**Part of a data file:**

··········

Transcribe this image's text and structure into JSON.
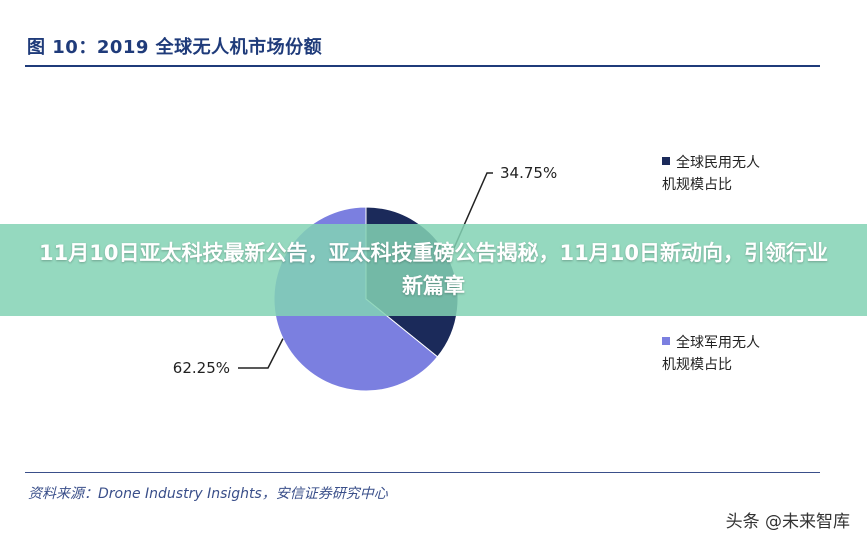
{
  "figure_title": "图 10：2019 全球无人机市场份额",
  "source_text": "资料来源：Drone Industry Insights，安信证券研究中心",
  "banner_text": "11月10日亚太科技最新公告，亚太科技重磅公告揭秘，11月10日新动向，引领行业新篇章",
  "watermark_text": "头条 @未来智库",
  "chart_data": {
    "type": "pie",
    "title": "2019 全球无人机市场份额",
    "series": [
      {
        "name": "全球民用无人机规模占比",
        "value": 34.75,
        "label": "34.75%",
        "color": "#1b2a5a"
      },
      {
        "name": "全球军用无人机规模占比",
        "value": 62.25,
        "label": "62.25%",
        "color": "#7b7fe0"
      }
    ],
    "legend_position": "right"
  }
}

··········

**GOAL:**
Print all of the entries word for word. Skip any images they contain.

**OUTPUT OF THE EXERCISE:**
Transcribe this image's text and structure into JSON.
{
  "figure_title": "图 10：2019 全球无人机市场份额",
  "source_text": "资料来源：Drone Industry Insights，安信证券研究中心",
  "banner_text": "11月10日亚太科技最新公告，亚太科技重磅公告揭秘，11月10日新动向，引领行业新篇章",
  "watermark_text": "头条 @未来智库",
  "chart_data": {
    "type": "pie",
    "title": "2019 全球无人机市场份额",
    "series": [
      {
        "name": "全球民用无人机规模占比",
        "value": 34.75,
        "label": "34.75%",
        "color": "#1b2a5a"
      },
      {
        "name": "全球军用无人机规模占比",
        "value": 62.25,
        "label": "62.25%",
        "color": "#7b7fe0"
      }
    ],
    "legend_position": "right"
  }
}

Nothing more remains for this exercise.